**Job**
Copy each line exactly. Leave nothing out.

**Record extracts**
....

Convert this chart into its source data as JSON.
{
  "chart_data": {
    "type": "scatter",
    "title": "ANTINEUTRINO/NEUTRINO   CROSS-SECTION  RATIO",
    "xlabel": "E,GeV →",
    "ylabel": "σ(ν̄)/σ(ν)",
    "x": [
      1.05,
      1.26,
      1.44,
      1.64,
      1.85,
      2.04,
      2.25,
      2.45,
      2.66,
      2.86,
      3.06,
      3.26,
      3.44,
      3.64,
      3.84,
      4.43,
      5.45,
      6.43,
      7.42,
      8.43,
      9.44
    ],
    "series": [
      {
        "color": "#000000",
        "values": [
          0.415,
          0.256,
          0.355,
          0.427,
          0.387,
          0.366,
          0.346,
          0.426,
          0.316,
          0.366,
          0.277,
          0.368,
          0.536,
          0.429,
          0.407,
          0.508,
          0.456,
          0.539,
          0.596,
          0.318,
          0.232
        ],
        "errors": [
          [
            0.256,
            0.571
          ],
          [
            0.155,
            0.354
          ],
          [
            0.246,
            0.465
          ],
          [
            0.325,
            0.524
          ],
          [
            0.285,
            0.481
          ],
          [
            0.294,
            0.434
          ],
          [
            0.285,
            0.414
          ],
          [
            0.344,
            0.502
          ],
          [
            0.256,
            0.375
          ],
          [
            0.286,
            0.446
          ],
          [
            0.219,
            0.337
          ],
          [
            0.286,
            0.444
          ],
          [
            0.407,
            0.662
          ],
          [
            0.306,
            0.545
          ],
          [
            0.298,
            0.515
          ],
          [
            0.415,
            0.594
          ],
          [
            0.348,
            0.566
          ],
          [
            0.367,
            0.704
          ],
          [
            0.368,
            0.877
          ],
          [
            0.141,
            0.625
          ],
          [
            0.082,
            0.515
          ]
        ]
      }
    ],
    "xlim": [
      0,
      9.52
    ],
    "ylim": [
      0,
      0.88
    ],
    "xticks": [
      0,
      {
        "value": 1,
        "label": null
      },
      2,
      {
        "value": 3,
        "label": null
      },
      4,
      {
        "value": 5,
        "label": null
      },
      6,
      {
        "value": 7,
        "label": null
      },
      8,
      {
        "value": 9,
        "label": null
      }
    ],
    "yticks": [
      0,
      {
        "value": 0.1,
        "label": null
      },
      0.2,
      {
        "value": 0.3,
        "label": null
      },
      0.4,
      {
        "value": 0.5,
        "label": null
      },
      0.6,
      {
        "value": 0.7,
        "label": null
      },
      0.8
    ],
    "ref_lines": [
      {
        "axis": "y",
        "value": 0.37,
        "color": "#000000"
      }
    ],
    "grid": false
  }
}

....

**Task output**
Convert this chart into its source data as JSON.
{
  "chart_data": {
    "type": "scatter",
    "title": "ANTINEUTRINO/NEUTRINO   CROSS-SECTION  RATIO",
    "xlabel": "E,GeV →",
    "ylabel": "σ(ν̄)/σ(ν)",
    "x": [
      1.05,
      1.26,
      1.44,
      1.64,
      1.85,
      2.04,
      2.25,
      2.45,
      2.66,
      2.86,
      3.06,
      3.26,
      3.44,
      3.64,
      3.84,
      4.43,
      5.45,
      6.43,
      7.42,
      8.43,
      9.44
    ],
    "series": [
      {
        "color": "#000000",
        "values": [
          0.415,
          0.256,
          0.355,
          0.427,
          0.387,
          0.366,
          0.346,
          0.426,
          0.316,
          0.366,
          0.277,
          0.368,
          0.536,
          0.429,
          0.407,
          0.508,
          0.456,
          0.539,
          0.596,
          0.318,
          0.232
        ],
        "errors": [
          [
            0.256,
            0.571
          ],
          [
            0.155,
            0.354
          ],
          [
            0.246,
            0.465
          ],
          [
            0.325,
            0.524
          ],
          [
            0.285,
            0.481
          ],
          [
            0.294,
            0.434
          ],
          [
            0.285,
            0.414
          ],
          [
            0.344,
            0.502
          ],
          [
            0.256,
            0.375
          ],
          [
            0.286,
            0.446
          ],
          [
            0.219,
            0.337
          ],
          [
            0.286,
            0.444
          ],
          [
            0.407,
            0.662
          ],
          [
            0.306,
            0.545
          ],
          [
            0.298,
            0.515
          ],
          [
            0.415,
            0.594
          ],
          [
            0.348,
            0.566
          ],
          [
            0.367,
            0.704
          ],
          [
            0.368,
            0.877
          ],
          [
            0.141,
            0.625
          ],
          [
            0.082,
            0.515
          ]
        ]
      }
    ],
    "xlim": [
      0,
      9.52
    ],
    "ylim": [
      0,
      0.88
    ],
    "xticks": [
      0,
      {
        "value": 1,
        "label": null
      },
      2,
      {
        "value": 3,
        "label": null
      },
      4,
      {
        "value": 5,
        "label": null
      },
      6,
      {
        "value": 7,
        "label": null
      },
      8,
      {
        "value": 9,
        "label": null
      }
    ],
    "yticks": [
      0,
      {
        "value": 0.1,
        "label": null
      },
      0.2,
      {
        "value": 0.3,
        "label": null
      },
      0.4,
      {
        "value": 0.5,
        "label": null
      },
      0.6,
      {
        "value": 0.7,
        "label": null
      },
      0.8
    ],
    "ref_lines": [
      {
        "axis": "y",
        "value": 0.37,
        "color": "#000000"
      }
    ],
    "grid": false
  }
}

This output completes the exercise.